▶ _Your goal_
Write out the data below in full. Keep it exact.

(Figure record listings)
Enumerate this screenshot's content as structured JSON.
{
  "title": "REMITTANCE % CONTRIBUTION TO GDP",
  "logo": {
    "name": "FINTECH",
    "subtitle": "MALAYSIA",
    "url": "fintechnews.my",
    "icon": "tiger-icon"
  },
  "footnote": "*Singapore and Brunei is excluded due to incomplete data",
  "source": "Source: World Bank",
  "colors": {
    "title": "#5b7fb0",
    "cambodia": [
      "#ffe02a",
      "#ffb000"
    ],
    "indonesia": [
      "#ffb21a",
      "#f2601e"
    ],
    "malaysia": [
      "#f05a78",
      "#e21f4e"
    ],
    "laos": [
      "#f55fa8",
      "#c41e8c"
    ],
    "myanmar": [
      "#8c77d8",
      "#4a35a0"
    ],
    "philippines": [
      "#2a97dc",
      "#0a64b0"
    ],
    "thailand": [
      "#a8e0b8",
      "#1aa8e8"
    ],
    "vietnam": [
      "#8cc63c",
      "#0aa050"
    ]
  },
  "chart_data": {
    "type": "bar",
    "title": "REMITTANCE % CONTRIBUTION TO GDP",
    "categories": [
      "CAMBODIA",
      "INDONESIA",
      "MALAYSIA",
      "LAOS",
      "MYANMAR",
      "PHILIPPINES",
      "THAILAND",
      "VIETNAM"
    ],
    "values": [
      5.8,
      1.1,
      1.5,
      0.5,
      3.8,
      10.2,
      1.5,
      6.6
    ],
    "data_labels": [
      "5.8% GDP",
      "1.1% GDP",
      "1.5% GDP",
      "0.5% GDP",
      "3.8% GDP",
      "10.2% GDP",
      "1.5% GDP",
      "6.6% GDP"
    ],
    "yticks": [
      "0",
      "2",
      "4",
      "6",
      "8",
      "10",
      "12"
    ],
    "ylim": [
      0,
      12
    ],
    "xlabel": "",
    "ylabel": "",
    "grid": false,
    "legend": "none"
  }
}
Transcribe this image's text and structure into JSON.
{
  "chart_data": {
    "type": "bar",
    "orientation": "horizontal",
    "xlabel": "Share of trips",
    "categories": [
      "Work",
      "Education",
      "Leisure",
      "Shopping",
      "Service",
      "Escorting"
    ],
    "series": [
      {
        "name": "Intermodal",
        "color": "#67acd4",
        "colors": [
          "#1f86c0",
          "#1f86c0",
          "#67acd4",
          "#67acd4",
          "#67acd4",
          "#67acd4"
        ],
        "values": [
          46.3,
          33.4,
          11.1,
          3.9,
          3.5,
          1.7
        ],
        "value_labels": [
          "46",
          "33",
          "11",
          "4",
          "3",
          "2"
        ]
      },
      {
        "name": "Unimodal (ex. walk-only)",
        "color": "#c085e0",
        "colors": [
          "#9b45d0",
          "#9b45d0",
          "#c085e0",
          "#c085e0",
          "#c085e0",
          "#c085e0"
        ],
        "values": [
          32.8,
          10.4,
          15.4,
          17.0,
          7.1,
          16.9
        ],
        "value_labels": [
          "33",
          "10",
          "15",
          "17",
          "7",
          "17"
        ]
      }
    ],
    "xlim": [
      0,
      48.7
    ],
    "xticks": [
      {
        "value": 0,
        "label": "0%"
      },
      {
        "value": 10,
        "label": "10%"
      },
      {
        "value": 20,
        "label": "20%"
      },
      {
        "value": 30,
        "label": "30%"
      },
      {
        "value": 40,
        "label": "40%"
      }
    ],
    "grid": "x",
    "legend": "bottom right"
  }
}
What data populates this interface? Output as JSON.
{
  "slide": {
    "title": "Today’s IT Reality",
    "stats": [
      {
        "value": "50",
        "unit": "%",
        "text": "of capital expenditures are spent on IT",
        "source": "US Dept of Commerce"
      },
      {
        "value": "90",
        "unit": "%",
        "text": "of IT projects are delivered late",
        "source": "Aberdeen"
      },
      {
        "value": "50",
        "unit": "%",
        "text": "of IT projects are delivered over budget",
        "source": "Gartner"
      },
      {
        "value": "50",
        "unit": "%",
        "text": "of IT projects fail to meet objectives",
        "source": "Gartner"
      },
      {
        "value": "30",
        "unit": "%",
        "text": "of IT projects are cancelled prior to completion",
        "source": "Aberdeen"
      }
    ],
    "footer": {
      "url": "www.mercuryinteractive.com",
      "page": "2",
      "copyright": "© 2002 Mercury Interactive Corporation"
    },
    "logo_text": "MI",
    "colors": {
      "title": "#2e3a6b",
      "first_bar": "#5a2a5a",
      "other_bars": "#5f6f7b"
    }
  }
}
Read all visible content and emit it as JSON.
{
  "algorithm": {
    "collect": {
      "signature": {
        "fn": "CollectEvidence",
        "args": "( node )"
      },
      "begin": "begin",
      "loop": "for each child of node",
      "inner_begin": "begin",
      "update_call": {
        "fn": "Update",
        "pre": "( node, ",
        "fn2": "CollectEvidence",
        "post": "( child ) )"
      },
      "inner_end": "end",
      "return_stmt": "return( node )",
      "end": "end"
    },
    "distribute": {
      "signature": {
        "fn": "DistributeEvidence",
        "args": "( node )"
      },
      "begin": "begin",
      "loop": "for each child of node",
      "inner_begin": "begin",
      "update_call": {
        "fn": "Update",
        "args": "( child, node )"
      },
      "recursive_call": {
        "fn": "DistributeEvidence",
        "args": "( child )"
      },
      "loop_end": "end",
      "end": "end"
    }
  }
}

▶ _Exercise response_
Enumerate this screenshot's content as structured JSON.
{
  "title": "REMITTANCE % CONTRIBUTION TO GDP",
  "logo": {
    "name": "FINTECH",
    "subtitle": "MALAYSIA",
    "url": "fintechnews.my",
    "icon": "tiger-icon"
  },
  "footnote": "*Singapore and Brunei is excluded due to incomplete data",
  "source": "Source: World Bank",
  "colors": {
    "title": "#5b7fb0",
    "cambodia": [
      "#ffe02a",
      "#ffb000"
    ],
    "indonesia": [
      "#ffb21a",
      "#f2601e"
    ],
    "malaysia": [
      "#f05a78",
      "#e21f4e"
    ],
    "laos": [
      "#f55fa8",
      "#c41e8c"
    ],
    "myanmar": [
      "#8c77d8",
      "#4a35a0"
    ],
    "philippines": [
      "#2a97dc",
      "#0a64b0"
    ],
    "thailand": [
      "#a8e0b8",
      "#1aa8e8"
    ],
    "vietnam": [
      "#8cc63c",
      "#0aa050"
    ]
  },
  "chart_data": {
    "type": "bar",
    "title": "REMITTANCE % CONTRIBUTION TO GDP",
    "categories": [
      "CAMBODIA",
      "INDONESIA",
      "MALAYSIA",
      "LAOS",
      "MYANMAR",
      "PHILIPPINES",
      "THAILAND",
      "VIETNAM"
    ],
    "values": [
      5.8,
      1.1,
      1.5,
      0.5,
      3.8,
      10.2,
      1.5,
      6.6
    ],
    "data_labels": [
      "5.8% GDP",
      "1.1% GDP",
      "1.5% GDP",
      "0.5% GDP",
      "3.8% GDP",
      "10.2% GDP",
      "1.5% GDP",
      "6.6% GDP"
    ],
    "yticks": [
      "0",
      "2",
      "4",
      "6",
      "8",
      "10",
      "12"
    ],
    "ylim": [
      0,
      12
    ],
    "xlabel": "",
    "ylabel": "",
    "grid": false,
    "legend": "none"
  }
}
Transcribe this image's text and structure into JSON.
{
  "chart_data": {
    "type": "bar",
    "orientation": "horizontal",
    "xlabel": "Share of trips",
    "categories": [
      "Work",
      "Education",
      "Leisure",
      "Shopping",
      "Service",
      "Escorting"
    ],
    "series": [
      {
        "name": "Intermodal",
        "color": "#67acd4",
        "colors": [
          "#1f86c0",
          "#1f86c0",
          "#67acd4",
          "#67acd4",
          "#67acd4",
          "#67acd4"
        ],
        "values": [
          46.3,
          33.4,
          11.1,
          3.9,
          3.5,
          1.7
        ],
        "value_labels": [
          "46",
          "33",
          "11",
          "4",
          "3",
          "2"
        ]
      },
      {
        "name": "Unimodal (ex. walk-only)",
        "color": "#c085e0",
        "colors": [
          "#9b45d0",
          "#9b45d0",
          "#c085e0",
          "#c085e0",
          "#c085e0",
          "#c085e0"
        ],
        "values": [
          32.8,
          10.4,
          15.4,
          17.0,
          7.1,
          16.9
        ],
        "value_labels": [
          "33",
          "10",
          "15",
          "17",
          "7",
          "17"
        ]
      }
    ],
    "xlim": [
      0,
      48.7
    ],
    "xticks": [
      {
        "value": 0,
        "label": "0%"
      },
      {
        "value": 10,
        "label": "10%"
      },
      {
        "value": 20,
        "label": "20%"
      },
      {
        "value": 30,
        "label": "30%"
      },
      {
        "value": 40,
        "label": "40%"
      }
    ],
    "grid": "x",
    "legend": "bottom right"
  }
}
What data populates this interface? Output as JSON.
{
  "slide": {
    "title": "Today’s IT Reality",
    "stats": [
      {
        "value": "50",
        "unit": "%",
        "text": "of capital expenditures are spent on IT",
        "source": "US Dept of Commerce"
      },
      {
        "value": "90",
        "unit": "%",
        "text": "of IT projects are delivered late",
        "source": "Aberdeen"
      },
      {
        "value": "50",
        "unit": "%",
        "text": "of IT projects are delivered over budget",
        "source": "Gartner"
      },
      {
        "value": "50",
        "unit": "%",
        "text": "of IT projects fail to meet objectives",
        "source": "Gartner"
      },
      {
        "value": "30",
        "unit": "%",
        "text": "of IT projects are cancelled prior to completion",
        "source": "Aberdeen"
      }
    ],
    "footer": {
      "url": "www.mercuryinteractive.com",
      "page": "2",
      "copyright": "© 2002 Mercury Interactive Corporation"
    },
    "logo_text": "MI",
    "colors": {
      "title": "#2e3a6b",
      "first_bar": "#5a2a5a",
      "other_bars": "#5f6f7b"
    }
  }
}
Read all visible content and emit it as JSON.
{
  "algorithm": {
    "collect": {
      "signature": {
        "fn": "CollectEvidence",
        "args": "( node )"
      },
      "begin": "begin",
      "loop": "for each child of node",
      "inner_begin": "begin",
      "update_call": {
        "fn": "Update",
        "pre": "( node, ",
        "fn2": "CollectEvidence",
        "post": "( child ) )"
      },
      "inner_end": "end",
      "return_stmt": "return( node )",
      "end": "end"
    },
    "distribute": {
      "signature": {
        "fn": "DistributeEvidence",
        "args": "( node )"
      },
      "begin": "begin",
      "loop": "for each child of node",
      "inner_begin": "begin",
      "update_call": {
        "fn": "Update",
        "args": "( child, node )"
      },
      "recursive_call": {
        "fn": "DistributeEvidence",
        "args": "( child )"
      },
      "loop_end": "end",
      "end": "end"
    }
  }
}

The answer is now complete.